» TEXT:
Der:die Arbeitgeber:in muss dem Lehrling zur Erfüllung der Berufsschulpflicht die erforderliche Zeit freigeben. Beginn und Ende der Berufsschulpflicht richten sich nach der im Lehrvertrag vereinbarten Lehrzeit. Der Unterricht ist als Arbeitszeit zu werten und entsprechend zu bezahlen.

Wann dürfen Jugendliche länger arbeiten?

Jugendliche dürfen nur maximal eine halbe Stunde pro Tag für Vor- und Abschlussarbeiten Überstunden machen. Der Lehrling muss dafür über 16 Jahre alt sein.

Welche Ruhezeiten gelten für Jugendliche?

Ist die Tagesarbeitszeit länger als viereinhalb Stunden, haben Jugendliche Anspruch auf eine halbe Stunde Pause. Die Ruhepause ist spätestens nach sechs Stunden zu konsumieren. Nach Beendigung der täglichen Arbeitszeit steht dem Jugendlichen eine ununterbrochene Ruhezeit von mindestens zwölf Stunden zu. Jugendlichen unter 15 Jahren ist eine Ruhezeit von mindestens 14 Stunden innerhalb von 24 Stunden nach Arbeitsbeginn zu gewähren.

» DATENSÄTZE:
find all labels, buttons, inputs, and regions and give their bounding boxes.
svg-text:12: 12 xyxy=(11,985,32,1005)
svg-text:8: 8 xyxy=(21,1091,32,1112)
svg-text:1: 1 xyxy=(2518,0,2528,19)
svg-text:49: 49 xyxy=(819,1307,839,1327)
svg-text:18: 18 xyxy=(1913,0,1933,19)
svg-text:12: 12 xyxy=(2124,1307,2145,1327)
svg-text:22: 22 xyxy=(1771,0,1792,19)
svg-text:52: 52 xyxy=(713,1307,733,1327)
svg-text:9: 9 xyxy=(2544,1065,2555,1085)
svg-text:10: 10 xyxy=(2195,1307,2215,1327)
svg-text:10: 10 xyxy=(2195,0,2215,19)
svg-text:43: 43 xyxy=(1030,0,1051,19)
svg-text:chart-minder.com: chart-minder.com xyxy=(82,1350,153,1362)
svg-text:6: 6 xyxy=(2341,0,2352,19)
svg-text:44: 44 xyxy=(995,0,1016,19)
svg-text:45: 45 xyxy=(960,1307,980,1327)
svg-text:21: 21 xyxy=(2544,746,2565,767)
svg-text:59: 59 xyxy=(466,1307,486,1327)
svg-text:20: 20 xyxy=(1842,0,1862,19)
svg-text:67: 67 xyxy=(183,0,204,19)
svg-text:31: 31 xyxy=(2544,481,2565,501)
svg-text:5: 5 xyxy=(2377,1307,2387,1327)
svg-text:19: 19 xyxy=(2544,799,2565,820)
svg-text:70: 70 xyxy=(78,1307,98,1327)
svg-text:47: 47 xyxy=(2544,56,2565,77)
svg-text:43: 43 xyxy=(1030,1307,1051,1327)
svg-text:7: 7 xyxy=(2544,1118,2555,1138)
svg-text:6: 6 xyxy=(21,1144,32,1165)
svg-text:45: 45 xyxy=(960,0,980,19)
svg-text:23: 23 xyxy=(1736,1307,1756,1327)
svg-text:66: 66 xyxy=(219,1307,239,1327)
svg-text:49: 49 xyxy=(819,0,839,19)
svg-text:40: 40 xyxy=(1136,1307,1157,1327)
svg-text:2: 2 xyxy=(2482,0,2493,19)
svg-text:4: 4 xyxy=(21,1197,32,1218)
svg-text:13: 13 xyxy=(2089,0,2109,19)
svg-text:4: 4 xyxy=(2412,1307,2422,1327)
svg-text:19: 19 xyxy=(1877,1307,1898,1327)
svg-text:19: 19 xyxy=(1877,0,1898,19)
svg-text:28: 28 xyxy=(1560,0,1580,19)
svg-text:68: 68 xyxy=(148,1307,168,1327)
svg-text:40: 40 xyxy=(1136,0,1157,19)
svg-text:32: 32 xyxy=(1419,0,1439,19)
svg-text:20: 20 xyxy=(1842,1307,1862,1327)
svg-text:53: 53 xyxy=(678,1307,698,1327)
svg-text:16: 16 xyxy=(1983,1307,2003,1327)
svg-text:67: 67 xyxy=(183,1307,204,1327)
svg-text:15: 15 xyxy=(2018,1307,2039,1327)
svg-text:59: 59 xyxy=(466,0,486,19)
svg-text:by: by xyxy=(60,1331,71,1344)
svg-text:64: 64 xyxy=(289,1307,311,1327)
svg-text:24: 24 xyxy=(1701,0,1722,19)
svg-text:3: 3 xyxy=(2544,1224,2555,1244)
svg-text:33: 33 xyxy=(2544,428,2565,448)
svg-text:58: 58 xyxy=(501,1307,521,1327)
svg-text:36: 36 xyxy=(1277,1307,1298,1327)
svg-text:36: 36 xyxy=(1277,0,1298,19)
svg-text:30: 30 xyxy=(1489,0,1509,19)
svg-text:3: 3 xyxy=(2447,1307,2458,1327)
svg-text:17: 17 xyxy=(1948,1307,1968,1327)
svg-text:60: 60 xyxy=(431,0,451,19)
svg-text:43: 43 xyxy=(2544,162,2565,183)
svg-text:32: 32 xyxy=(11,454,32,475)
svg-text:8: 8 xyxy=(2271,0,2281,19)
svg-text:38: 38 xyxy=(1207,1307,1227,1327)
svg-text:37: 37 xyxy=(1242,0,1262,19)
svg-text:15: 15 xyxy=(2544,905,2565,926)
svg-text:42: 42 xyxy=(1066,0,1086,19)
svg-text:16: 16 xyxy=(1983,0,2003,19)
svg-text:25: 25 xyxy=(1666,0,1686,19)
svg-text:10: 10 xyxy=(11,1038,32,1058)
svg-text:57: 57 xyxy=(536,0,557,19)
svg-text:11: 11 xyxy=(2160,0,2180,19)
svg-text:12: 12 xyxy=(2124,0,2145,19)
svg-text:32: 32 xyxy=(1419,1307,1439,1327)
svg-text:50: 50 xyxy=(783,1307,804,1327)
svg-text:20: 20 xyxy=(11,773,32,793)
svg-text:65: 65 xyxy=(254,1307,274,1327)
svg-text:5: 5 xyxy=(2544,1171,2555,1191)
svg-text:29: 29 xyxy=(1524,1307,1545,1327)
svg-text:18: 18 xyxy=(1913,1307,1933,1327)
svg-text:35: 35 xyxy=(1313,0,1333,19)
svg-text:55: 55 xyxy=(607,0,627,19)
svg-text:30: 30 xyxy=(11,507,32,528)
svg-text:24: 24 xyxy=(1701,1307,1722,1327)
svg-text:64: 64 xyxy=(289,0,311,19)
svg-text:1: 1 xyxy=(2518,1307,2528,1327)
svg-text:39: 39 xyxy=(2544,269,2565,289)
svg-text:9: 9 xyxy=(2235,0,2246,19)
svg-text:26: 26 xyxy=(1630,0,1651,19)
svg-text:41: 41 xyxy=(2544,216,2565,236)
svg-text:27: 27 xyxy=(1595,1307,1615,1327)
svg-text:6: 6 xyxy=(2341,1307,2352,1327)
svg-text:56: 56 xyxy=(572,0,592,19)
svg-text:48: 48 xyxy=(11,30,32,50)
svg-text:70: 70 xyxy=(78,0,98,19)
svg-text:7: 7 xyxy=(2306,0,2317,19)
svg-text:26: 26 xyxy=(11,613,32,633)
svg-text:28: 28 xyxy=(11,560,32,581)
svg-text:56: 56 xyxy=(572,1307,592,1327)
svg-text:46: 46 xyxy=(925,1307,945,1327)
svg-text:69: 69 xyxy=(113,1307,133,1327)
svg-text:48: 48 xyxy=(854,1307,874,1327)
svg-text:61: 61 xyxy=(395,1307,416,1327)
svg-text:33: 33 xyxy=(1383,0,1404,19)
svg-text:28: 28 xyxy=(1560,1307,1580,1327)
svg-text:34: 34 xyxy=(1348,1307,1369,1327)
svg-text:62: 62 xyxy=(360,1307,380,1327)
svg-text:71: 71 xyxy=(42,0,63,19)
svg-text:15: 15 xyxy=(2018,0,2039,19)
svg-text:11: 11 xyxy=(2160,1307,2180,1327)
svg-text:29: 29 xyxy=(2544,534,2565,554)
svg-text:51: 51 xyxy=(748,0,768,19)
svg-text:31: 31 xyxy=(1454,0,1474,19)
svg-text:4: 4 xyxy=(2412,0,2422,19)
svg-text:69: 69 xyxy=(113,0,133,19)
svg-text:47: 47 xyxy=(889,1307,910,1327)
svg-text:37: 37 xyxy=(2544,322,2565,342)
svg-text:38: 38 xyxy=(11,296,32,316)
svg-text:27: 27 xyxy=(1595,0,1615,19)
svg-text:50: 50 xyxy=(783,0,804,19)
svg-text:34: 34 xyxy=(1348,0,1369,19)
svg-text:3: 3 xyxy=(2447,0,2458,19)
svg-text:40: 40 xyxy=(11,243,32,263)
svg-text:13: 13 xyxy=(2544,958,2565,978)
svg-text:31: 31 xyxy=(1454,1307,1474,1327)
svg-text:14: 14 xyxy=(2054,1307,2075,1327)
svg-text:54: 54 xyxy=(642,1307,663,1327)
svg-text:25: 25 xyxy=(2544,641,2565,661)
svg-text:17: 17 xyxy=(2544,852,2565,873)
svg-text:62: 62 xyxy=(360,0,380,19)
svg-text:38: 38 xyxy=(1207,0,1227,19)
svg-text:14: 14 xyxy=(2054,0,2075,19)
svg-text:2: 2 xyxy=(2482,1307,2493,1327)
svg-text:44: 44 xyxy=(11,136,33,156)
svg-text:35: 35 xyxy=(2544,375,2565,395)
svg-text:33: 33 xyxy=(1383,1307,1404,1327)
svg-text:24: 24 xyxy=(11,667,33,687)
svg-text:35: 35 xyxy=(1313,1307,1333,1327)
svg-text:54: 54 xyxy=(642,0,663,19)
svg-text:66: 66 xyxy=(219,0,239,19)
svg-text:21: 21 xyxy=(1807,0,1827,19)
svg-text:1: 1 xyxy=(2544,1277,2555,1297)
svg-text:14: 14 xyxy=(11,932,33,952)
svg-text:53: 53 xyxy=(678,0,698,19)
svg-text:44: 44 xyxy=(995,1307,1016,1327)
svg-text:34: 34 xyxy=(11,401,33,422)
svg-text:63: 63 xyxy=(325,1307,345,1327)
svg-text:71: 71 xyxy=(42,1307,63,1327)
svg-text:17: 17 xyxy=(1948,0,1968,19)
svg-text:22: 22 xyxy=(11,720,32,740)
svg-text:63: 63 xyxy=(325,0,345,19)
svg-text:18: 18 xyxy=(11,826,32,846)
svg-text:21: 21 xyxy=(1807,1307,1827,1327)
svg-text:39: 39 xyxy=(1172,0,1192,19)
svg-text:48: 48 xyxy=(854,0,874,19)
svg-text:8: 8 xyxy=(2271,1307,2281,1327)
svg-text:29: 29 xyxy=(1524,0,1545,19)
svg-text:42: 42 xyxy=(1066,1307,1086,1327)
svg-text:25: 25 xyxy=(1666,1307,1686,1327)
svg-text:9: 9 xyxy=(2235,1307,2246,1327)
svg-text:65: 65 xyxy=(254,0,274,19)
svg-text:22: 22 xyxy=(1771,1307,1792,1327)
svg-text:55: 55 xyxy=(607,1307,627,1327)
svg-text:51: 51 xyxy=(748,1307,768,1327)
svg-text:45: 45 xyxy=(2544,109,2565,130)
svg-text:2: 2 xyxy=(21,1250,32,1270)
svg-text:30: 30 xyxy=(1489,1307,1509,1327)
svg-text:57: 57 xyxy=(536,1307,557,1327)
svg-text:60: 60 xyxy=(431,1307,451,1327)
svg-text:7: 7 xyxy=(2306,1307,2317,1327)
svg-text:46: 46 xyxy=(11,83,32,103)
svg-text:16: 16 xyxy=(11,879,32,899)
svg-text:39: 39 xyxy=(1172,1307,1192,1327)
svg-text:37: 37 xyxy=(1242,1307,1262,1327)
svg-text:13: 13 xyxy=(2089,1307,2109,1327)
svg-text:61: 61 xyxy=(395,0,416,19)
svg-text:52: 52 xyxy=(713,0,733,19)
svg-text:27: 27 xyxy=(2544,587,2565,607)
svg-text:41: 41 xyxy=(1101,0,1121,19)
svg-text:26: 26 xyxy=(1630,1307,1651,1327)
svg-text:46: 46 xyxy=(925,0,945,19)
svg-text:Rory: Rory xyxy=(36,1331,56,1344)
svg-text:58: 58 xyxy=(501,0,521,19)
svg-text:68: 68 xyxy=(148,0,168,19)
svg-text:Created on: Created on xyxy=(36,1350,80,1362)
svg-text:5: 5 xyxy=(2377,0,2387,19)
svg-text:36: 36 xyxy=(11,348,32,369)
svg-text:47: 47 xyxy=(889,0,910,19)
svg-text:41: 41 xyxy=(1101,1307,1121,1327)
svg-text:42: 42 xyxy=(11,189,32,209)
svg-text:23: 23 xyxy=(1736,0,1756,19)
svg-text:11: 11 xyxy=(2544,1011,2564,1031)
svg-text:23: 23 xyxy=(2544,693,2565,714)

» AUFGABENSTELLUNG:
a) Beantworten Sie anhand des Textes über Arbeitszeiten von Jugendlichen diese Fragen:
(i) Wonach richten sich Beginn und Ende der Berufsschulpflicht?
(ii) Wie alt muss ein Lehrling mindestens sein, um Überstunden für Vor- und Abschlussarbeiten zu machen?
(iii) Wie lange muss die ununterbrochene Ruhezeit nach Ende der täglichen Arbeitszeit mindestens dauern?
b) Erklären Sie in ein bis drei Sätzen, warum der Berufsschulunterricht laut dem Text über Arbeitszeiten von Jugendlichen bezahlt werden muss.
c) Schreiben Sie den Text über Arbeitszeiten von Jugendlichen im Anschluss an seinen letzten Satz weiter.

» ANTWORTEN:
a)
(i) Nach der im Lehrvertrag vereinbarten Lehrzeit.
(ii) Über 16 Jahre.
(iii) Mindestens zwölf Stunden.

b) Der Unterricht in der Berufsschule gilt als Arbeitszeit. Deshalb ist er entsprechend zu bezahlen.

c)
Wann dürfen Jugendliche nicht arbeiten?

Jugendliche dürfen in der Nacht zwischen 20 und sechs Uhr nicht arbeiten. Ausnahmeregelungen gibt es zum Beispiel für das Gastgewerbe, den Lehrberuf Bäcker sowie für mehrschichtig arbeitende Betriebe. An Sonn- und Feiertagen gibt es ein grundsätzliches Beschäftigungsverbot für Jugendliche. Auch hier gibt es allerdings Ausnahmeregelungen für das Gastgewerbe.

Die Jugendlichen unterliegen zudem weiteren besonderen Schutzbestimmungen. Die wichtigsten Punkte:

Gefahrenbelehrung: Der:die Dienstgeber:in muss über Gefahren, Sicherheitseinrichtungen und -maßnahmen im Betrieb informieren und die Lehrlinge entsprechend unterweisen. Das muss nachweislich und während der Arbeitszeit erfolgen.

Beschäftigungsverbote: In der Verordnung über Beschäftigungsverbote und -beschränkungen für Jugendliche (KJBG-VO) ist geregelt, mit welchen gefährlichen Arbeitsstoffen und Arbeitsmitteln sowie unter welchen besonderen Belastungen Jugendliche nicht arbeiten dürfen. Die Arbeit mit gefährlichen Arbeitsmitteln ist in vielen Fällen nach einer gewissen Ausbildungszeit und mit dem Nachweis einer entsprechenden Gefahrenunterweisung in der Berufsschule für Jugendliche in Ausbildung erlaubt.

Beförderung von Geld: Außerhalb des Betriebs dürfen Jugendliche nicht zur Beförderung höherer Geld- und Sachwerte unter eigener Verantwortung herangezogen werden.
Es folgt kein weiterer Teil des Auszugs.